PROBLEM STATEMENT:
Copy each of the following items word for word, keeping every line as it is.

SUPPLIED MATERIAL:
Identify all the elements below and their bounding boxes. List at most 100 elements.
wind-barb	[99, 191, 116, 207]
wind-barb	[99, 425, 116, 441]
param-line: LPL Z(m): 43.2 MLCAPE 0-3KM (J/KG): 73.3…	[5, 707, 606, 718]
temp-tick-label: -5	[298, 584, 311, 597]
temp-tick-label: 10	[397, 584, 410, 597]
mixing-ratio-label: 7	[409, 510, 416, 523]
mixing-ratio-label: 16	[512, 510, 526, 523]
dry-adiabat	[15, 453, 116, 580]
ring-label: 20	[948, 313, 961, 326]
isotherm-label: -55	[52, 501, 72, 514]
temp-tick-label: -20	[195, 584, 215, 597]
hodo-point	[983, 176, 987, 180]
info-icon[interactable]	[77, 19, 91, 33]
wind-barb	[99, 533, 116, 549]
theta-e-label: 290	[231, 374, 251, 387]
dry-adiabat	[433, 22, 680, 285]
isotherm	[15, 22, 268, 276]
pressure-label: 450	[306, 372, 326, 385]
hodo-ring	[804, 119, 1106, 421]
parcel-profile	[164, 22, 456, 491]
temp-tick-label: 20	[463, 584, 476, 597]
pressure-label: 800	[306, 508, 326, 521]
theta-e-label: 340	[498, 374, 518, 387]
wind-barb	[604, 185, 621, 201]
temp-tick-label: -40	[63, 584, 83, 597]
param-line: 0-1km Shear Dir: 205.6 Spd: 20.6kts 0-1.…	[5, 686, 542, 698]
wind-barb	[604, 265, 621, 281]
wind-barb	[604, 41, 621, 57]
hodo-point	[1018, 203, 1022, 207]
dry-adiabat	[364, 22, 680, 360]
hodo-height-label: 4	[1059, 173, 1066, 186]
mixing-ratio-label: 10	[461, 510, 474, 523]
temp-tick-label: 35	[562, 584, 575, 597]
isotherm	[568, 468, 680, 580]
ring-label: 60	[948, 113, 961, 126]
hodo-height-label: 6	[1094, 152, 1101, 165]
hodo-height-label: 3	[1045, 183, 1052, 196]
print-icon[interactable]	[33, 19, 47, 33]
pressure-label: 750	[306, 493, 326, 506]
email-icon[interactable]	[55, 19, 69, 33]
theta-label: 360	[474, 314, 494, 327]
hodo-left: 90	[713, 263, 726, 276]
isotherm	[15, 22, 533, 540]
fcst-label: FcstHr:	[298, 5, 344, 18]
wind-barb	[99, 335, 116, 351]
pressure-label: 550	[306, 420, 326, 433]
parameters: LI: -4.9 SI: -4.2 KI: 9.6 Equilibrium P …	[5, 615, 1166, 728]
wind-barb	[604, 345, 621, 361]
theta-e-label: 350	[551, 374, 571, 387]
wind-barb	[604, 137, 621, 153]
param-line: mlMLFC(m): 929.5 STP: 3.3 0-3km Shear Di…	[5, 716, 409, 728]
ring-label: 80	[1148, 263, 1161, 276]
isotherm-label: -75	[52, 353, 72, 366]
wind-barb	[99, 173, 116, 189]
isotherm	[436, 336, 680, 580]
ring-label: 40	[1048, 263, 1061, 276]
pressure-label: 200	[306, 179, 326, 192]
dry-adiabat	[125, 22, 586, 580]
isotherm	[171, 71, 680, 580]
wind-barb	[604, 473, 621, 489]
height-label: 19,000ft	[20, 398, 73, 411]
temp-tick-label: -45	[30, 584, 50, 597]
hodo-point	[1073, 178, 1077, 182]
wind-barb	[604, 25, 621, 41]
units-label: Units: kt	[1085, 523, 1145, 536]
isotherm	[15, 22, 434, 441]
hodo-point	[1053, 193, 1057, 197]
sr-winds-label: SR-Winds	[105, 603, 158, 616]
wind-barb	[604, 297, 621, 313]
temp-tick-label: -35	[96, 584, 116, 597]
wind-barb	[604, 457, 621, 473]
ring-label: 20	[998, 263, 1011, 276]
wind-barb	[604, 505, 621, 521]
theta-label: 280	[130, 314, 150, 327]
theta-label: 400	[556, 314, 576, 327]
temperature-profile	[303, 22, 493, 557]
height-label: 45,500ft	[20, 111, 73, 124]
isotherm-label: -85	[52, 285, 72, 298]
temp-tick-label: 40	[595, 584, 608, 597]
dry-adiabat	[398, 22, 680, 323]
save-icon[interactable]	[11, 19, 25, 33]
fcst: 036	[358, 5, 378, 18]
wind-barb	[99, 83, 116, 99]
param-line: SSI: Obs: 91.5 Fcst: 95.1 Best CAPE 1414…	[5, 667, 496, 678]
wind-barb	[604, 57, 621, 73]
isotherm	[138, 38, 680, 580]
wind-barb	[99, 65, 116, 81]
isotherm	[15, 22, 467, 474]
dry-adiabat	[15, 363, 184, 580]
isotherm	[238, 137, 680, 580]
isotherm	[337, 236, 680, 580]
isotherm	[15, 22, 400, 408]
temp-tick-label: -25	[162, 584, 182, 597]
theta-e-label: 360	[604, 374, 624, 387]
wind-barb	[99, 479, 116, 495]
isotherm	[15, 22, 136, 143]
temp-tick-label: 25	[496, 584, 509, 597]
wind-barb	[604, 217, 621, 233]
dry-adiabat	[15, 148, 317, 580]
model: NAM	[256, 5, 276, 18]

TASK ANSWER:
Identify all the elements below and their bounding boxes. List at most 100 elements.
wind-barb	[99, 191, 116, 207]
wind-barb	[99, 425, 116, 441]
param-line: LPL Z(m): 43.2 MLCAPE 0-3KM (J/KG): 73.3…	[5, 707, 606, 718]
temp-tick-label: -5	[298, 584, 311, 597]
temp-tick-label: 10	[397, 584, 410, 597]
mixing-ratio-label: 7	[409, 510, 416, 523]
mixing-ratio-label: 16	[512, 510, 526, 523]
dry-adiabat	[15, 453, 116, 580]
ring-label: 20	[948, 313, 961, 326]
isotherm-label: -55	[52, 501, 72, 514]
temp-tick-label: -20	[195, 584, 215, 597]
hodo-point	[983, 176, 987, 180]
info-icon[interactable]	[77, 19, 91, 33]
wind-barb	[99, 533, 116, 549]
theta-e-label: 290	[231, 374, 251, 387]
dry-adiabat	[433, 22, 680, 285]
isotherm	[15, 22, 268, 276]
pressure-label: 450	[306, 372, 326, 385]
hodo-ring	[804, 119, 1106, 421]
parcel-profile	[164, 22, 456, 491]
temp-tick-label: 20	[463, 584, 476, 597]
pressure-label: 800	[306, 508, 326, 521]
theta-e-label: 340	[498, 374, 518, 387]
wind-barb	[604, 185, 621, 201]
temp-tick-label: -40	[63, 584, 83, 597]
param-line: 0-1km Shear Dir: 205.6 Spd: 20.6kts 0-1.…	[5, 686, 542, 698]
wind-barb	[604, 265, 621, 281]
wind-barb	[604, 41, 621, 57]
hodo-point	[1018, 203, 1022, 207]
dry-adiabat	[364, 22, 680, 360]
hodo-height-label: 4	[1059, 173, 1066, 186]
mixing-ratio-label: 10	[461, 510, 474, 523]
temp-tick-label: 35	[562, 584, 575, 597]
isotherm	[568, 468, 680, 580]
ring-label: 60	[948, 113, 961, 126]
hodo-height-label: 6	[1094, 152, 1101, 165]
hodo-height-label: 3	[1045, 183, 1052, 196]
print-icon[interactable]	[33, 19, 47, 33]
pressure-label: 750	[306, 493, 326, 506]
email-icon[interactable]	[55, 19, 69, 33]
theta-label: 360	[474, 314, 494, 327]
hodo-left: 90	[713, 263, 726, 276]
isotherm	[15, 22, 533, 540]
fcst-label: FcstHr:	[298, 5, 344, 18]
wind-barb	[99, 335, 116, 351]
pressure-label: 550	[306, 420, 326, 433]
parameters: LI: -4.9 SI: -4.2 KI: 9.6 Equilibrium P …	[5, 615, 1166, 728]
wind-barb	[604, 345, 621, 361]
theta-e-label: 350	[551, 374, 571, 387]
wind-barb	[604, 137, 621, 153]
param-line: mlMLFC(m): 929.5 STP: 3.3 0-3km Shear Di…	[5, 716, 409, 728]
ring-label: 80	[1148, 263, 1161, 276]
isotherm-label: -75	[52, 353, 72, 366]
wind-barb	[99, 173, 116, 189]
isotherm	[436, 336, 680, 580]
ring-label: 40	[1048, 263, 1061, 276]
pressure-label: 200	[306, 179, 326, 192]
dry-adiabat	[125, 22, 586, 580]
isotherm	[171, 71, 680, 580]
wind-barb	[604, 473, 621, 489]
height-label: 19,000ft	[20, 398, 73, 411]
temp-tick-label: -45	[30, 584, 50, 597]
hodo-point	[1073, 178, 1077, 182]
wind-barb	[604, 25, 621, 41]
units-label: Units: kt	[1085, 523, 1145, 536]
isotherm	[15, 22, 434, 441]
hodo-point	[1053, 193, 1057, 197]
sr-winds-label: SR-Winds	[105, 603, 158, 616]
wind-barb	[604, 297, 621, 313]
temp-tick-label: -35	[96, 584, 116, 597]
wind-barb	[604, 457, 621, 473]
ring-label: 20	[998, 263, 1011, 276]
wind-barb	[604, 505, 621, 521]
theta-label: 280	[130, 314, 150, 327]
theta-label: 400	[556, 314, 576, 327]
temperature-profile	[303, 22, 493, 557]
height-label: 45,500ft	[20, 111, 73, 124]
isotherm-label: -85	[52, 285, 72, 298]
temp-tick-label: 40	[595, 584, 608, 597]
dry-adiabat	[398, 22, 680, 323]
save-icon[interactable]	[11, 19, 25, 33]
fcst: 036	[358, 5, 378, 18]
wind-barb	[99, 83, 116, 99]
param-line: SSI: Obs: 91.5 Fcst: 95.1 Best CAPE 1414…	[5, 667, 496, 678]
wind-barb	[604, 57, 621, 73]
isotherm	[138, 38, 680, 580]
wind-barb	[99, 65, 116, 81]
isotherm	[15, 22, 467, 474]
dry-adiabat	[15, 363, 184, 580]
isotherm	[238, 137, 680, 580]
isotherm	[337, 236, 680, 580]
isotherm	[15, 22, 400, 408]
temp-tick-label: -25	[162, 584, 182, 597]
theta-e-label: 360	[604, 374, 624, 387]
wind-barb	[99, 479, 116, 495]
isotherm	[15, 22, 136, 143]
temp-tick-label: 25	[496, 584, 509, 597]
wind-barb	[604, 217, 621, 233]
dry-adiabat	[15, 148, 317, 580]
model: NAM	[256, 5, 276, 18]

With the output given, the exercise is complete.